• Your task: Search the material and gather each line with "galerie" in it.
<<<<
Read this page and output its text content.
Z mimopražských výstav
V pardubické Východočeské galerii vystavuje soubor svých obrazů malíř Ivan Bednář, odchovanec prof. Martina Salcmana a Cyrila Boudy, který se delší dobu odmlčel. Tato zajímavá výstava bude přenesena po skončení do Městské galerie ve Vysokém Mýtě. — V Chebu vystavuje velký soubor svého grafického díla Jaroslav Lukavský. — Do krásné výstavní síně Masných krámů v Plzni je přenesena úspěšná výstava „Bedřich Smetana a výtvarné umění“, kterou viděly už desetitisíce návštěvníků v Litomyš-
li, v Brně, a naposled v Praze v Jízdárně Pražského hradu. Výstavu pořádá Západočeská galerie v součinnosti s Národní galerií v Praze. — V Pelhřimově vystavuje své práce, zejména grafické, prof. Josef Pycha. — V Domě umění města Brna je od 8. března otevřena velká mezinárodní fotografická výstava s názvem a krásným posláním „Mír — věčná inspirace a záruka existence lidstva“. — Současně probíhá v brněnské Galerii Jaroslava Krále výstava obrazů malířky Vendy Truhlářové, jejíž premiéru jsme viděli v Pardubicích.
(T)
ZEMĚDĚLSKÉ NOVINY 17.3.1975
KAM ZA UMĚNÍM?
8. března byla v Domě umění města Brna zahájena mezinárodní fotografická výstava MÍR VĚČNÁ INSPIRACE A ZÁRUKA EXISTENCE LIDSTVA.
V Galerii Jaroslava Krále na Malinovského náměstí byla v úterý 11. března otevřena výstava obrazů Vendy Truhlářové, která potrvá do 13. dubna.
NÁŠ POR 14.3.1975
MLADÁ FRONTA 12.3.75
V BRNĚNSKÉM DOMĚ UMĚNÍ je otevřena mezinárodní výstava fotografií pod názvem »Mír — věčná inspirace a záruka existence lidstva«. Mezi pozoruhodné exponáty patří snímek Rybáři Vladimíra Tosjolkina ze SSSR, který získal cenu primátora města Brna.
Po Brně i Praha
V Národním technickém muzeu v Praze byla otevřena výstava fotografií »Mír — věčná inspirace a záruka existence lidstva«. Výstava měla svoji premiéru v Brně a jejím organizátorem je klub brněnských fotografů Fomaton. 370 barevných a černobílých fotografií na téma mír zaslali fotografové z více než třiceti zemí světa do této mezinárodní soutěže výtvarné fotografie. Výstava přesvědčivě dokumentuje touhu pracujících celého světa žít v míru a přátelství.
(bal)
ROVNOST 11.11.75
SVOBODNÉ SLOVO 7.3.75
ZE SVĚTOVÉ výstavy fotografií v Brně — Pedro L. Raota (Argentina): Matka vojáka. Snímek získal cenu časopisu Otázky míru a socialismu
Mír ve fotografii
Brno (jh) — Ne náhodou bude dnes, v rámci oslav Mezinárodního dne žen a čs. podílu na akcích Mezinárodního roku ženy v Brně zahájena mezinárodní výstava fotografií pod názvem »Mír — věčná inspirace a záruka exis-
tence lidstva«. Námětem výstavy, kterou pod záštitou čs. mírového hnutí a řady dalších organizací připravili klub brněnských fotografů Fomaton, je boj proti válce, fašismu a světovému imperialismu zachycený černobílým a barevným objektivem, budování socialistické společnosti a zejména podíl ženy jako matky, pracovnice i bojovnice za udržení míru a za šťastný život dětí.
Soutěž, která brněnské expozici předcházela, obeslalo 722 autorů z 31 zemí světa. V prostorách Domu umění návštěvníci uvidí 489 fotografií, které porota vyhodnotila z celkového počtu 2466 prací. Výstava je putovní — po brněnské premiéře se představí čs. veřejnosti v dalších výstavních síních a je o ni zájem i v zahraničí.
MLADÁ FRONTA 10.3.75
>>>>
• Right answer:
V pardubické Východočeské galerii vystavuje soubor svých obrazů malíř Ivan Bednář, odchovanec prof. Martina Salcmana a Cyrila Boudy, který se delší dobu odmlčel. Tato zajímavá výstava bude přenesena po skončení do Městské galerie ve Vysokém Mýtě. — V Chebu vystavuje velký soubor svého grafického díla Jaroslav Lukavský. — Do krásné výstavní síně Masných krámů v Plzni je přenesena úspěšná výstava „Bedřich Smetana a výtvarné umění“, kterou viděly už desetitisíce návštěvníků v Litomyš-
li, v Brně, a naposled v Praze v Jízdárně Pražského hradu. Výstavu pořádá Západočeská galerie v součinnosti s Národní galerií v Praze. — V Pelhřimově vystavuje své práce, zejména grafické, prof. Josef Pycha. — V Domě umění města Brna je od 8. března otevřena velká mezinárodní fotografická výstava s názvem a krásným posláním „Mír — věčná inspirace a záruka existence lidstva“. — Současně probíhá v brněnské Galerii Jaroslava Krále výstava obrazů malířky Vendy Truhlářové, jejíž premiéru jsme viděli v Pardubicích.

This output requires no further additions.